Write out all of the lines below, exactly and completely.

[start]

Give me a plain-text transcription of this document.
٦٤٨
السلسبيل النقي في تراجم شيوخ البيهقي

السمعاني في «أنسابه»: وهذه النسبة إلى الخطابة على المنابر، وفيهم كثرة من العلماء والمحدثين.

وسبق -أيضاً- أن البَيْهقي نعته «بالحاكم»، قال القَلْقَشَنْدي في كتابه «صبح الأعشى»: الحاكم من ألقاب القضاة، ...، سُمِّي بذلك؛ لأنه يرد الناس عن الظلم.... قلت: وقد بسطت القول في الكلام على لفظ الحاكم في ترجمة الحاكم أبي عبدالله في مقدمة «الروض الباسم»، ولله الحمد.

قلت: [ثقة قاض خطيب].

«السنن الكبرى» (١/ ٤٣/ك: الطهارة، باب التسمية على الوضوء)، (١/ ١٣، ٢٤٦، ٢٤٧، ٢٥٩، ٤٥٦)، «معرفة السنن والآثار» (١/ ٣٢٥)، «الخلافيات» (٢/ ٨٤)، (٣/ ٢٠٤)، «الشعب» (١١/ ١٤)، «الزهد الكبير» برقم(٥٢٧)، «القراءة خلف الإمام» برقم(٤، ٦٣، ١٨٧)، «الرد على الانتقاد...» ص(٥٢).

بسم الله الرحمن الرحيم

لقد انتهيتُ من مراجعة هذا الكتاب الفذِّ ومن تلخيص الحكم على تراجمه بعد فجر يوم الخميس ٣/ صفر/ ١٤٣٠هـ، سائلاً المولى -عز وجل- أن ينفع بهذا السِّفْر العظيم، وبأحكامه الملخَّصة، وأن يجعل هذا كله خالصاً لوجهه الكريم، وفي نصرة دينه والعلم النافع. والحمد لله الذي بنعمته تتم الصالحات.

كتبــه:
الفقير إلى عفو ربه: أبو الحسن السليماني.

[end]

SOLUTION FOR THIS EXERCISE
Give me a plain-text transcription of this document.
٦٤٨
السلسبيل النقي في تراجم شيوخ البيهقي

السمعاني في «أنسابه»: وهذه النسبة إلى الخطابة على المنابر، وفيهم كثرة من العلماء والمحدثين.

وسبق -أيضاً- أن البَيْهقي نعته «بالحاكم»، قال القَلْقَشَنْدي في كتابه «صبح الأعشى»: الحاكم من ألقاب القضاة، ...، سُمِّي بذلك؛ لأنه يرد الناس عن الظلم.... قلت: وقد بسطت القول في الكلام على لفظ الحاكم في ترجمة الحاكم أبي عبدالله في مقدمة «الروض الباسم»، ولله الحمد.

قلت: [ثقة قاض خطيب].

«السنن الكبرى» (١/ ٤٣/ك: الطهارة، باب التسمية على الوضوء)، (١/ ١٣، ٢٤٦، ٢٤٧، ٢٥٩، ٤٥٦)، «معرفة السنن والآثار» (١/ ٣٢٥)، «الخلافيات» (٢/ ٨٤)، (٣/ ٢٠٤)، «الشعب» (١١/ ١٤)، «الزهد الكبير» برقم(٥٢٧)، «القراءة خلف الإمام» برقم(٤، ٦٣، ١٨٧)، «الرد على الانتقاد...» ص(٥٢).

بسم الله الرحمن الرحيم

لقد انتهيتُ من مراجعة هذا الكتاب الفذِّ ومن تلخيص الحكم على تراجمه بعد فجر يوم الخميس ٣/ صفر/ ١٤٣٠هـ، سائلاً المولى -عز وجل- أن ينفع بهذا السِّفْر العظيم، وبأحكامه الملخَّصة، وأن يجعل هذا كله خالصاً لوجهه الكريم، وفي نصرة دينه والعلم النافع. والحمد لله الذي بنعمته تتم الصالحات.

كتبــه:
الفقير إلى عفو ربه: أبو الحسن السليماني.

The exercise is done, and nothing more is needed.